Exercise
Set every record down verbatim and omit the pictures.

Given information
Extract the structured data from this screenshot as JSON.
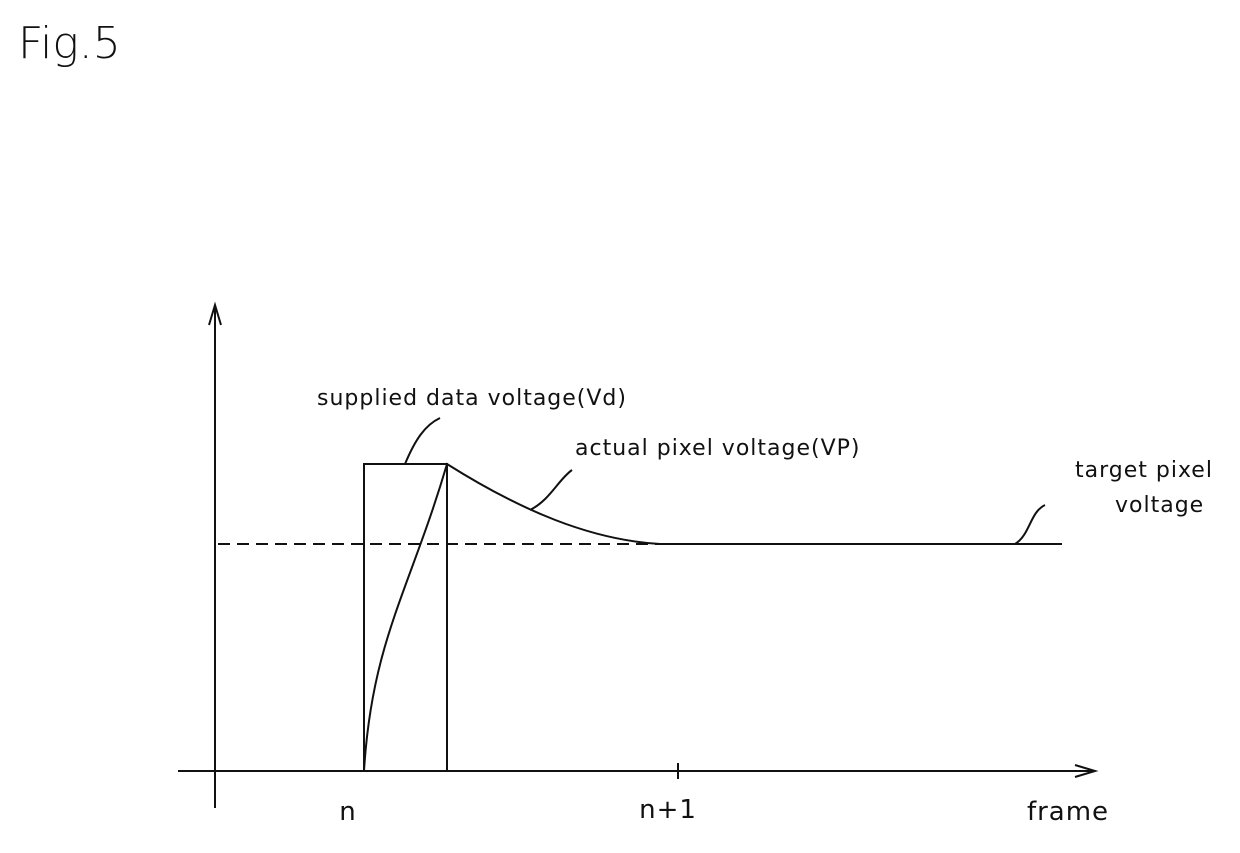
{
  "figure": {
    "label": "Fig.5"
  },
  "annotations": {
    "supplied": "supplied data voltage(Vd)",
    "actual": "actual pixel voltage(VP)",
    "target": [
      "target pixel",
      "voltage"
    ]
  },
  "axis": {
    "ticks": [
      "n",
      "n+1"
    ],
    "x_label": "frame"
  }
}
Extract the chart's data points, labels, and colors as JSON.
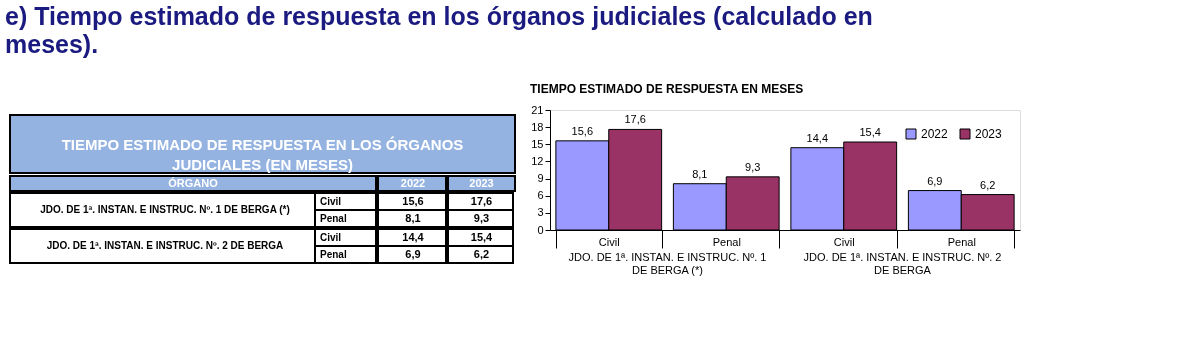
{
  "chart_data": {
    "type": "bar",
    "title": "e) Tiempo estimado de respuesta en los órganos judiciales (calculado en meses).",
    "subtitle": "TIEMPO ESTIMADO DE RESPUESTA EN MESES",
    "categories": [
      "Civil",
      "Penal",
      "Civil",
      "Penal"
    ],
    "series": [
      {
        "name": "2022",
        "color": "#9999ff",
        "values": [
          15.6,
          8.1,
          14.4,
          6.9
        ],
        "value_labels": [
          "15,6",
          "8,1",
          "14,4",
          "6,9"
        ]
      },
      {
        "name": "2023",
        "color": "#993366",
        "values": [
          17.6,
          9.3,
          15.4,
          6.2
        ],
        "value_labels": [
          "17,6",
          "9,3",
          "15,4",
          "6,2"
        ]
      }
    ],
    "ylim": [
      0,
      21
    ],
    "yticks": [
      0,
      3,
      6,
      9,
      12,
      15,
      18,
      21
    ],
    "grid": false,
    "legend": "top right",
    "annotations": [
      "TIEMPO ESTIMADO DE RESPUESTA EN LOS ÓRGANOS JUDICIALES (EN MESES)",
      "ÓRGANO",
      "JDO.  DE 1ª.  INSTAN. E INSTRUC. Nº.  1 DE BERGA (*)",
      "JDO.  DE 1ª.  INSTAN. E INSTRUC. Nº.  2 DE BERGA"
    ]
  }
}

Output
Extract the structured data from this screenshot as JSON.
{
  "figure": {
    "label": "Fig.5"
  },
  "annotations": {
    "supplied": "supplied data voltage(Vd)",
    "actual": "actual pixel voltage(VP)",
    "target": [
      "target pixel",
      "voltage"
    ]
  },
  "axis": {
    "ticks": [
      "n",
      "n+1"
    ],
    "x_label": "frame"
  }
}
Extract the chart's data points, labels, and colors as JSON.
{
  "chart_data": {
    "type": "bar",
    "title": "e) Tiempo estimado de respuesta en los órganos judiciales (calculado en meses).",
    "subtitle": "TIEMPO ESTIMADO DE RESPUESTA EN MESES",
    "categories": [
      "Civil",
      "Penal",
      "Civil",
      "Penal"
    ],
    "series": [
      {
        "name": "2022",
        "color": "#9999ff",
        "values": [
          15.6,
          8.1,
          14.4,
          6.9
        ],
        "value_labels": [
          "15,6",
          "8,1",
          "14,4",
          "6,9"
        ]
      },
      {
        "name": "2023",
        "color": "#993366",
        "values": [
          17.6,
          9.3,
          15.4,
          6.2
        ],
        "value_labels": [
          "17,6",
          "9,3",
          "15,4",
          "6,2"
        ]
      }
    ],
    "ylim": [
      0,
      21
    ],
    "yticks": [
      0,
      3,
      6,
      9,
      12,
      15,
      18,
      21
    ],
    "grid": false,
    "legend": "top right",
    "annotations": [
      "TIEMPO ESTIMADO DE RESPUESTA EN LOS ÓRGANOS JUDICIALES (EN MESES)",
      "ÓRGANO",
      "JDO.  DE 1ª.  INSTAN. E INSTRUC. Nº.  1 DE BERGA (*)",
      "JDO.  DE 1ª.  INSTAN. E INSTRUC. Nº.  2 DE BERGA"
    ]
  }
}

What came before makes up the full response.